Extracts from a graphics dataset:

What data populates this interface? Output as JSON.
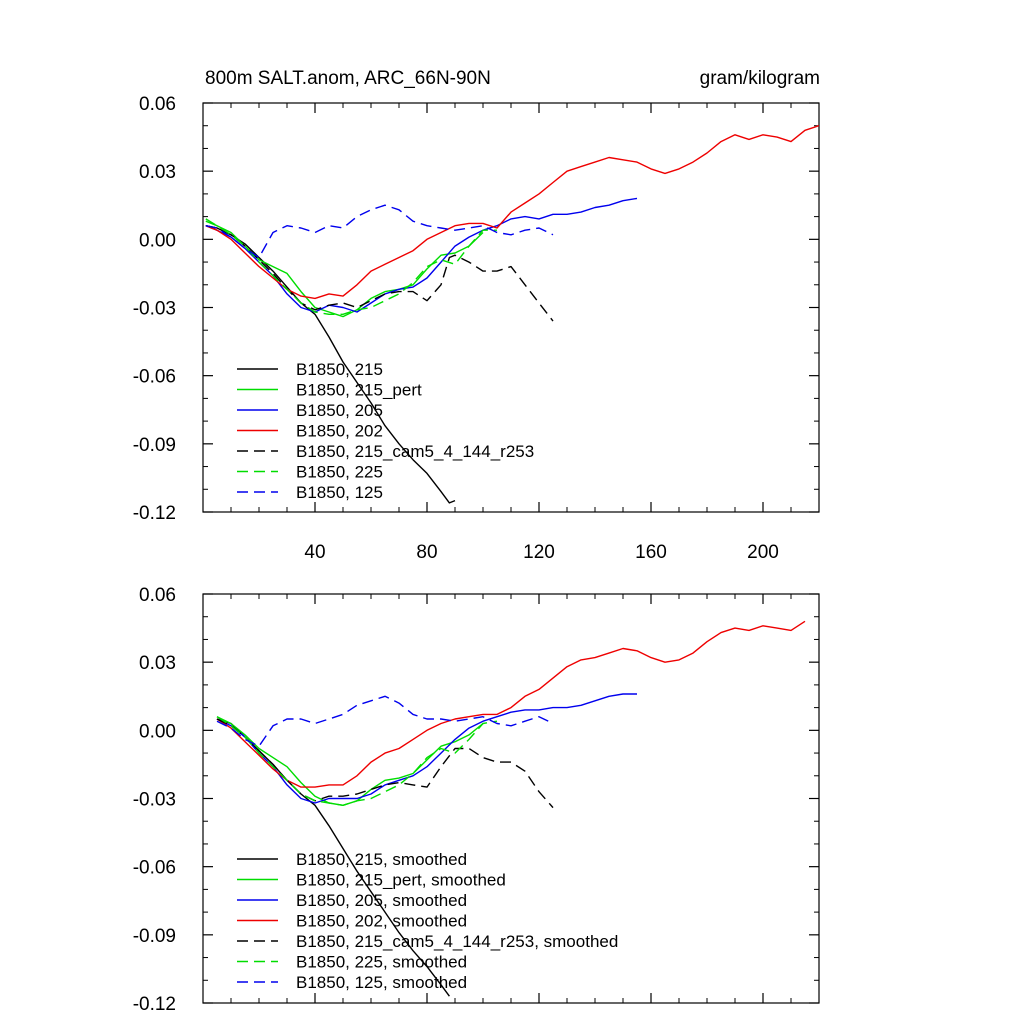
{
  "chart_data": [
    {
      "type": "line",
      "panel": "top",
      "title_left": "800m SALT.anom, ARC_66N-90N",
      "title_right": "gram/kilogram",
      "xlim": [
        0,
        220
      ],
      "ylim": [
        -0.12,
        0.06
      ],
      "xticks": [
        40,
        80,
        120,
        160,
        200
      ],
      "yticks": [
        0.06,
        0.03,
        0.0,
        -0.03,
        -0.06,
        -0.09,
        -0.12
      ],
      "ytick_labels": [
        "0.06",
        "0.03",
        "0.00",
        "-0.03",
        "-0.06",
        "-0.09",
        "-0.12"
      ],
      "legend_position": "bottom-left",
      "series": [
        {
          "name": "B1850, 215",
          "color": "#000000",
          "dash": "solid",
          "x": [
            1,
            5,
            10,
            15,
            20,
            25,
            30,
            35,
            40,
            45,
            50,
            55,
            60,
            65,
            70,
            75,
            80,
            85,
            88,
            90
          ],
          "y": [
            0.006,
            0.005,
            0.002,
            -0.002,
            -0.008,
            -0.014,
            -0.021,
            -0.028,
            -0.033,
            -0.043,
            -0.054,
            -0.063,
            -0.072,
            -0.082,
            -0.09,
            -0.097,
            -0.103,
            -0.111,
            -0.116,
            -0.115
          ]
        },
        {
          "name": "B1850, 215_pert",
          "color": "#00dd00",
          "dash": "solid",
          "x": [
            1,
            5,
            10,
            15,
            20,
            25,
            30,
            35,
            40,
            45,
            50,
            55,
            60,
            65,
            70,
            75,
            80,
            85,
            90,
            95,
            100
          ],
          "y": [
            0.008,
            0.006,
            0.003,
            -0.003,
            -0.009,
            -0.012,
            -0.015,
            -0.023,
            -0.03,
            -0.032,
            -0.034,
            -0.031,
            -0.026,
            -0.023,
            -0.022,
            -0.02,
            -0.013,
            -0.007,
            -0.006,
            -0.003,
            0.003
          ]
        },
        {
          "name": "B1850, 205",
          "color": "#0000ee",
          "dash": "solid",
          "x": [
            1,
            5,
            10,
            15,
            20,
            25,
            30,
            35,
            40,
            45,
            50,
            55,
            60,
            65,
            70,
            75,
            80,
            85,
            90,
            95,
            100,
            105,
            110,
            115,
            120,
            125,
            130,
            135,
            140,
            145,
            150,
            155
          ],
          "y": [
            0.006,
            0.004,
            0.001,
            -0.004,
            -0.01,
            -0.016,
            -0.024,
            -0.03,
            -0.032,
            -0.029,
            -0.03,
            -0.032,
            -0.028,
            -0.024,
            -0.022,
            -0.021,
            -0.017,
            -0.01,
            -0.003,
            0.001,
            0.004,
            0.006,
            0.009,
            0.01,
            0.009,
            0.011,
            0.011,
            0.012,
            0.014,
            0.015,
            0.017,
            0.018
          ]
        },
        {
          "name": "B1850, 202",
          "color": "#ee0000",
          "dash": "solid",
          "x": [
            1,
            5,
            10,
            15,
            20,
            25,
            30,
            35,
            40,
            45,
            50,
            55,
            60,
            65,
            70,
            75,
            80,
            85,
            90,
            95,
            100,
            105,
            110,
            115,
            120,
            125,
            130,
            135,
            140,
            145,
            150,
            155,
            160,
            165,
            170,
            175,
            180,
            185,
            190,
            195,
            200,
            205,
            210,
            215,
            220
          ],
          "y": [
            0.006,
            0.004,
            0.0,
            -0.006,
            -0.012,
            -0.017,
            -0.022,
            -0.025,
            -0.026,
            -0.024,
            -0.025,
            -0.02,
            -0.014,
            -0.011,
            -0.008,
            -0.005,
            0.0,
            0.003,
            0.006,
            0.007,
            0.007,
            0.005,
            0.012,
            0.016,
            0.02,
            0.025,
            0.03,
            0.032,
            0.034,
            0.036,
            0.035,
            0.034,
            0.031,
            0.029,
            0.031,
            0.034,
            0.038,
            0.043,
            0.046,
            0.044,
            0.046,
            0.045,
            0.043,
            0.048,
            0.05
          ]
        },
        {
          "name": "B1850, 215_cam5_4_144_r253",
          "color": "#000000",
          "dash": "dashed",
          "x": [
            1,
            5,
            10,
            15,
            20,
            25,
            30,
            35,
            40,
            45,
            50,
            55,
            60,
            65,
            70,
            75,
            80,
            85,
            88,
            90,
            95,
            100,
            105,
            110,
            115,
            120,
            125
          ],
          "y": [
            0.006,
            0.005,
            0.002,
            -0.003,
            -0.009,
            -0.015,
            -0.022,
            -0.028,
            -0.031,
            -0.029,
            -0.028,
            -0.03,
            -0.027,
            -0.024,
            -0.023,
            -0.023,
            -0.027,
            -0.02,
            -0.008,
            -0.007,
            -0.01,
            -0.014,
            -0.014,
            -0.012,
            -0.02,
            -0.028,
            -0.036
          ]
        },
        {
          "name": "B1850, 225",
          "color": "#00dd00",
          "dash": "dashed",
          "x": [
            1,
            5,
            10,
            15,
            20,
            25,
            30,
            35,
            40,
            45,
            50,
            55,
            60,
            65,
            70,
            75,
            80,
            85,
            90,
            95,
            100,
            105
          ],
          "y": [
            0.009,
            0.006,
            0.002,
            -0.003,
            -0.01,
            -0.016,
            -0.022,
            -0.028,
            -0.032,
            -0.033,
            -0.033,
            -0.031,
            -0.03,
            -0.027,
            -0.024,
            -0.019,
            -0.012,
            -0.009,
            -0.011,
            -0.003,
            0.004,
            0.004
          ]
        },
        {
          "name": "B1850, 125",
          "color": "#0000ee",
          "dash": "dashed",
          "x": [
            1,
            5,
            10,
            15,
            20,
            25,
            30,
            35,
            40,
            45,
            50,
            55,
            60,
            65,
            70,
            75,
            80,
            85,
            90,
            95,
            100,
            105,
            110,
            115,
            120,
            125
          ],
          "y": [
            0.006,
            0.005,
            0.001,
            -0.004,
            -0.008,
            0.003,
            0.006,
            0.005,
            0.003,
            0.006,
            0.005,
            0.01,
            0.013,
            0.015,
            0.013,
            0.008,
            0.006,
            0.005,
            0.004,
            0.005,
            0.006,
            0.003,
            0.002,
            0.004,
            0.005,
            0.002
          ]
        }
      ]
    },
    {
      "type": "line",
      "panel": "bottom",
      "xlim": [
        0,
        220
      ],
      "ylim": [
        -0.12,
        0.06
      ],
      "xticks": [
        40,
        80,
        120,
        160,
        200
      ],
      "yticks": [
        0.06,
        0.03,
        0.0,
        -0.03,
        -0.06,
        -0.09,
        -0.12
      ],
      "ytick_labels": [
        "0.06",
        "0.03",
        "0.00",
        "-0.03",
        "-0.06",
        "-0.09",
        "-0.12"
      ],
      "legend_position": "bottom-left",
      "series": [
        {
          "name": "B1850, 215, smoothed",
          "color": "#000000",
          "dash": "solid",
          "x": [
            5,
            10,
            15,
            20,
            25,
            30,
            35,
            40,
            45,
            50,
            55,
            60,
            65,
            70,
            75,
            80,
            85,
            88
          ],
          "y": [
            0.005,
            0.003,
            -0.003,
            -0.009,
            -0.015,
            -0.022,
            -0.028,
            -0.033,
            -0.042,
            -0.052,
            -0.062,
            -0.071,
            -0.08,
            -0.089,
            -0.097,
            -0.104,
            -0.112,
            -0.117
          ]
        },
        {
          "name": "B1850, 215_pert, smoothed",
          "color": "#00dd00",
          "dash": "solid",
          "x": [
            5,
            10,
            15,
            20,
            25,
            30,
            35,
            40,
            45,
            50,
            55,
            60,
            65,
            70,
            75,
            80,
            85,
            90,
            95,
            100
          ],
          "y": [
            0.006,
            0.003,
            -0.002,
            -0.008,
            -0.012,
            -0.016,
            -0.023,
            -0.029,
            -0.032,
            -0.033,
            -0.031,
            -0.026,
            -0.022,
            -0.021,
            -0.019,
            -0.013,
            -0.007,
            -0.005,
            -0.002,
            0.003
          ]
        },
        {
          "name": "B1850, 205, smoothed",
          "color": "#0000ee",
          "dash": "solid",
          "x": [
            5,
            10,
            15,
            20,
            25,
            30,
            35,
            40,
            45,
            50,
            55,
            60,
            65,
            70,
            75,
            80,
            85,
            90,
            95,
            100,
            105,
            110,
            115,
            120,
            125,
            130,
            135,
            140,
            145,
            150,
            155
          ],
          "y": [
            0.005,
            0.002,
            -0.003,
            -0.01,
            -0.016,
            -0.024,
            -0.03,
            -0.032,
            -0.03,
            -0.03,
            -0.03,
            -0.028,
            -0.024,
            -0.022,
            -0.02,
            -0.016,
            -0.01,
            -0.004,
            0.001,
            0.004,
            0.006,
            0.008,
            0.009,
            0.009,
            0.01,
            0.01,
            0.011,
            0.013,
            0.015,
            0.016,
            0.016
          ]
        },
        {
          "name": "B1850, 202, smoothed",
          "color": "#ee0000",
          "dash": "solid",
          "x": [
            5,
            10,
            15,
            20,
            25,
            30,
            35,
            40,
            45,
            50,
            55,
            60,
            65,
            70,
            75,
            80,
            85,
            90,
            95,
            100,
            105,
            110,
            115,
            120,
            125,
            130,
            135,
            140,
            145,
            150,
            155,
            160,
            165,
            170,
            175,
            180,
            185,
            190,
            195,
            200,
            205,
            210,
            215
          ],
          "y": [
            0.005,
            0.001,
            -0.005,
            -0.011,
            -0.017,
            -0.022,
            -0.025,
            -0.025,
            -0.024,
            -0.024,
            -0.02,
            -0.014,
            -0.01,
            -0.008,
            -0.004,
            0.0,
            0.003,
            0.005,
            0.006,
            0.007,
            0.007,
            0.01,
            0.015,
            0.018,
            0.023,
            0.028,
            0.031,
            0.032,
            0.034,
            0.036,
            0.035,
            0.032,
            0.03,
            0.031,
            0.034,
            0.039,
            0.043,
            0.045,
            0.044,
            0.046,
            0.045,
            0.044,
            0.048
          ]
        },
        {
          "name": "B1850, 215_cam5_4_144_r253, smoothed",
          "color": "#000000",
          "dash": "dashed",
          "x": [
            5,
            10,
            15,
            20,
            25,
            30,
            35,
            40,
            45,
            50,
            55,
            60,
            65,
            70,
            75,
            80,
            85,
            90,
            95,
            100,
            105,
            110,
            115,
            120,
            125
          ],
          "y": [
            0.005,
            0.002,
            -0.003,
            -0.009,
            -0.015,
            -0.022,
            -0.028,
            -0.031,
            -0.029,
            -0.029,
            -0.028,
            -0.026,
            -0.024,
            -0.023,
            -0.024,
            -0.025,
            -0.016,
            -0.008,
            -0.008,
            -0.012,
            -0.014,
            -0.014,
            -0.018,
            -0.027,
            -0.034
          ]
        },
        {
          "name": "B1850, 225, smoothed",
          "color": "#00dd00",
          "dash": "dashed",
          "x": [
            5,
            10,
            15,
            20,
            25,
            30,
            35,
            40,
            45,
            50,
            55,
            60,
            65,
            70,
            75,
            80,
            85,
            90,
            95,
            100,
            105
          ],
          "y": [
            0.006,
            0.002,
            -0.003,
            -0.01,
            -0.016,
            -0.022,
            -0.028,
            -0.031,
            -0.032,
            -0.033,
            -0.031,
            -0.03,
            -0.027,
            -0.024,
            -0.019,
            -0.012,
            -0.008,
            -0.01,
            -0.004,
            0.003,
            0.004
          ]
        },
        {
          "name": "B1850, 125, smoothed",
          "color": "#0000ee",
          "dash": "dashed",
          "x": [
            5,
            10,
            15,
            20,
            25,
            30,
            35,
            40,
            45,
            50,
            55,
            60,
            65,
            70,
            75,
            80,
            85,
            90,
            95,
            100,
            105,
            110,
            115,
            120,
            125
          ],
          "y": [
            0.004,
            0.001,
            -0.004,
            -0.007,
            0.002,
            0.005,
            0.005,
            0.003,
            0.005,
            0.007,
            0.011,
            0.013,
            0.015,
            0.012,
            0.007,
            0.005,
            0.005,
            0.004,
            0.005,
            0.006,
            0.003,
            0.002,
            0.004,
            0.006,
            0.003
          ]
        }
      ]
    }
  ]
}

PROBLEM REQUIREMENTS: Pull every line containing "smoothed" from the material above.

ANSWER TO THE TASK:
          "name": "B1850, 215, smoothed",
          "name": "B1850, 215_pert, smoothed",
          "name": "B1850, 205, smoothed",
          "name": "B1850, 202, smoothed",
          "name": "B1850, 215_cam5_4_144_r253, smoothed",
          "name": "B1850, 225, smoothed",
          "name": "B1850, 125, smoothed",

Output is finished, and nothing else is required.